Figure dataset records
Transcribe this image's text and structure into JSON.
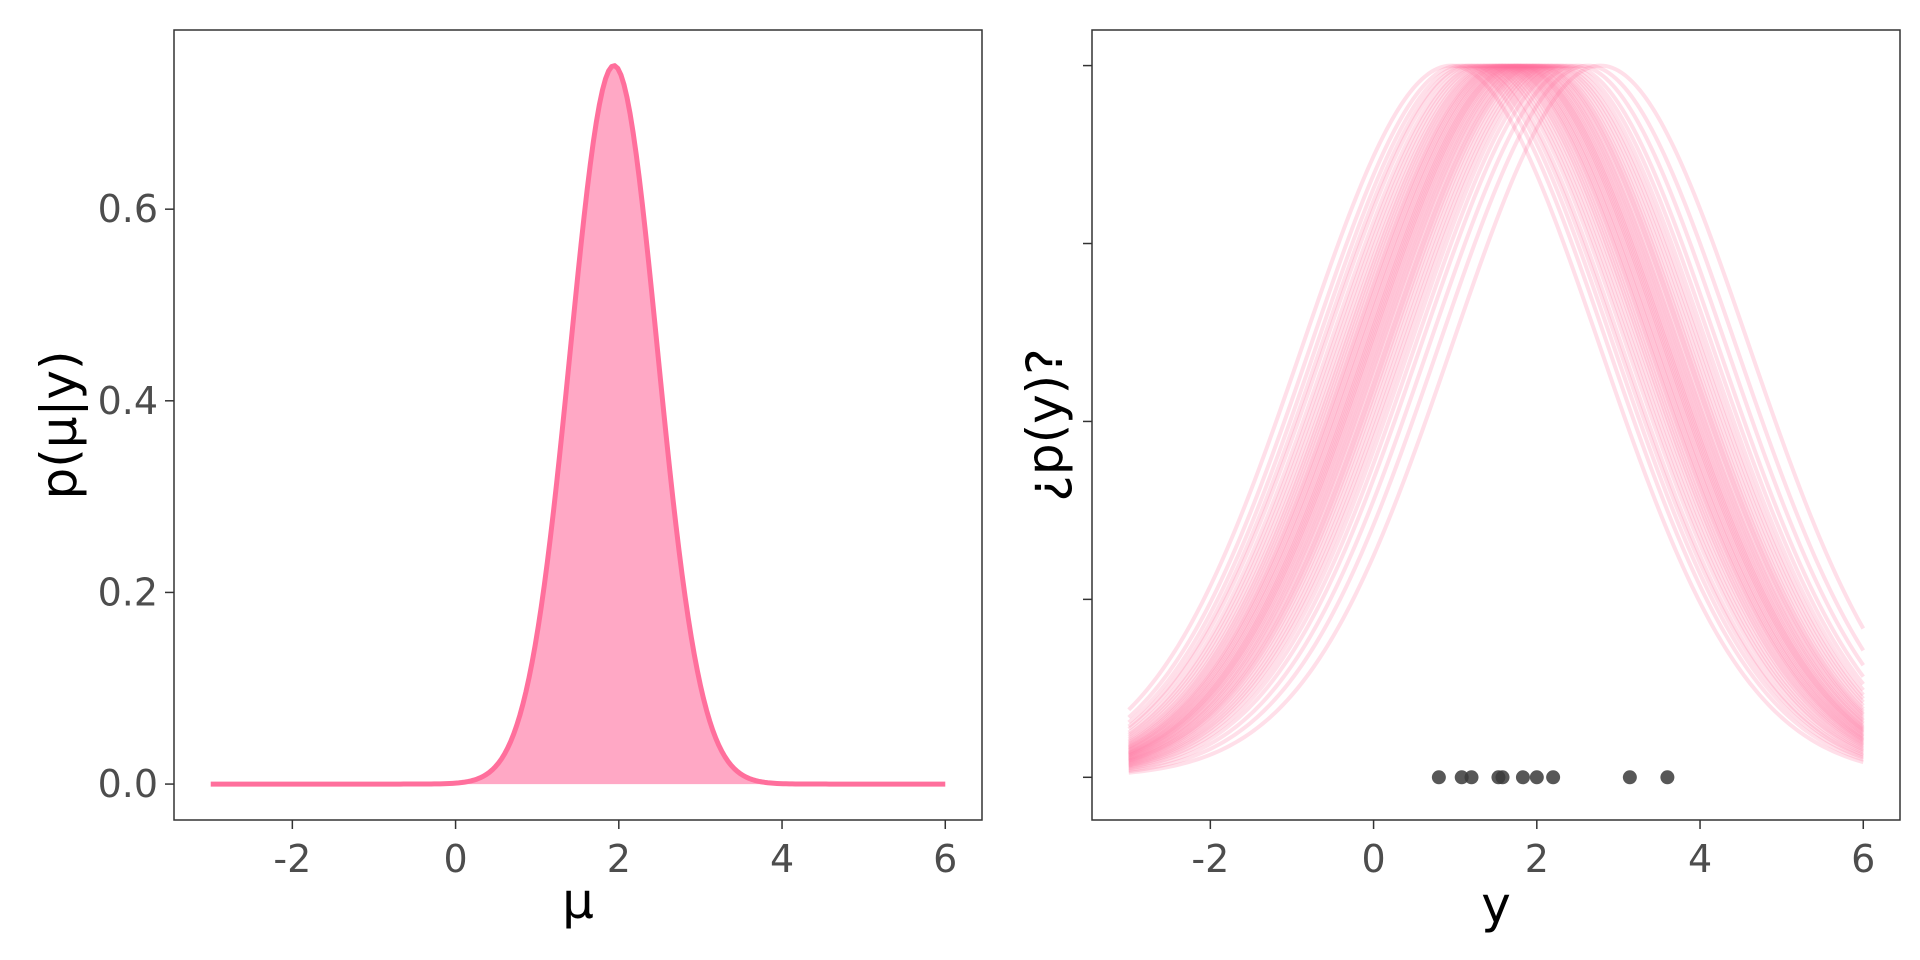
{
  "colors": {
    "accent": "#ff6f9c",
    "fill": "#ffa8c5",
    "points": "#3a3a3a",
    "axis_text": "#4d4d4d"
  },
  "chart_data": [
    {
      "type": "area",
      "xlabel": "μ",
      "ylabel": "p(μ|y)",
      "xlim": [
        -3.45,
        6.45
      ],
      "ylim": [
        -0.0375,
        0.787
      ],
      "x_ticks": [
        -2,
        0,
        2,
        4,
        6
      ],
      "x_tick_labels": [
        "-2",
        "0",
        "2",
        "4",
        "6"
      ],
      "y_ticks": [
        0,
        0.2,
        0.4,
        0.6
      ],
      "y_tick_labels": [
        "0.0",
        "0.2",
        "0.4",
        "0.6"
      ],
      "x_range": [
        -3,
        6
      ],
      "series": [
        {
          "distribution": "normal",
          "mean": 1.94,
          "sd": 0.532,
          "fill": "#ffa8c5",
          "line": "#ff6f9c"
        }
      ],
      "grid": false
    },
    {
      "type": "line",
      "xlabel": "y",
      "ylabel": "¿p(y)?",
      "xlim": [
        -3.45,
        6.45
      ],
      "ylim": [
        -0.06,
        1.05
      ],
      "x_ticks": [
        -2,
        0,
        2,
        4,
        6
      ],
      "x_tick_labels": [
        "-2",
        "0",
        "2",
        "4",
        "6"
      ],
      "y_ticks": [
        0,
        0.25,
        0.5,
        0.75,
        1.0
      ],
      "y_tick_labels": [
        "",
        "",
        "",
        "",
        ""
      ],
      "x_range": [
        -3,
        6
      ],
      "curve_sd": 1.82,
      "curve_means": [
        0.95,
        1.05,
        1.12,
        1.18,
        1.22,
        1.28,
        1.32,
        1.36,
        1.4,
        1.44,
        1.47,
        1.5,
        1.53,
        1.56,
        1.58,
        1.6,
        1.63,
        1.65,
        1.67,
        1.7,
        1.72,
        1.74,
        1.76,
        1.78,
        1.8,
        1.82,
        1.85,
        1.87,
        1.9,
        1.92,
        1.95,
        1.98,
        2.0,
        2.03,
        2.06,
        2.1,
        2.14,
        2.18,
        2.22,
        2.27,
        2.33,
        2.4,
        2.5,
        2.62,
        2.78
      ],
      "curve_opacity": 0.22,
      "line": "#ff6f9c",
      "observed_y": [
        0.8,
        1.08,
        1.2,
        1.53,
        1.58,
        1.83,
        2.0,
        2.2,
        3.14,
        3.6
      ],
      "grid": false
    }
  ]
}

PROBLEM REQUIREMENTS:
Every entry must be reproduced exactly, with the images left out.

FINAL ANSWER:
Transcribe this image's text and structure into JSON.
{
  "colors": {
    "accent": "#ff6f9c",
    "fill": "#ffa8c5",
    "points": "#3a3a3a",
    "axis_text": "#4d4d4d"
  },
  "chart_data": [
    {
      "type": "area",
      "xlabel": "μ",
      "ylabel": "p(μ|y)",
      "xlim": [
        -3.45,
        6.45
      ],
      "ylim": [
        -0.0375,
        0.787
      ],
      "x_ticks": [
        -2,
        0,
        2,
        4,
        6
      ],
      "x_tick_labels": [
        "-2",
        "0",
        "2",
        "4",
        "6"
      ],
      "y_ticks": [
        0,
        0.2,
        0.4,
        0.6
      ],
      "y_tick_labels": [
        "0.0",
        "0.2",
        "0.4",
        "0.6"
      ],
      "x_range": [
        -3,
        6
      ],
      "series": [
        {
          "distribution": "normal",
          "mean": 1.94,
          "sd": 0.532,
          "fill": "#ffa8c5",
          "line": "#ff6f9c"
        }
      ],
      "grid": false
    },
    {
      "type": "line",
      "xlabel": "y",
      "ylabel": "¿p(y)?",
      "xlim": [
        -3.45,
        6.45
      ],
      "ylim": [
        -0.06,
        1.05
      ],
      "x_ticks": [
        -2,
        0,
        2,
        4,
        6
      ],
      "x_tick_labels": [
        "-2",
        "0",
        "2",
        "4",
        "6"
      ],
      "y_ticks": [
        0,
        0.25,
        0.5,
        0.75,
        1.0
      ],
      "y_tick_labels": [
        "",
        "",
        "",
        "",
        ""
      ],
      "x_range": [
        -3,
        6
      ],
      "curve_sd": 1.82,
      "curve_means": [
        0.95,
        1.05,
        1.12,
        1.18,
        1.22,
        1.28,
        1.32,
        1.36,
        1.4,
        1.44,
        1.47,
        1.5,
        1.53,
        1.56,
        1.58,
        1.6,
        1.63,
        1.65,
        1.67,
        1.7,
        1.72,
        1.74,
        1.76,
        1.78,
        1.8,
        1.82,
        1.85,
        1.87,
        1.9,
        1.92,
        1.95,
        1.98,
        2.0,
        2.03,
        2.06,
        2.1,
        2.14,
        2.18,
        2.22,
        2.27,
        2.33,
        2.4,
        2.5,
        2.62,
        2.78
      ],
      "curve_opacity": 0.22,
      "line": "#ff6f9c",
      "observed_y": [
        0.8,
        1.08,
        1.2,
        1.53,
        1.58,
        1.83,
        2.0,
        2.2,
        3.14,
        3.6
      ],
      "grid": false
    }
  ]
}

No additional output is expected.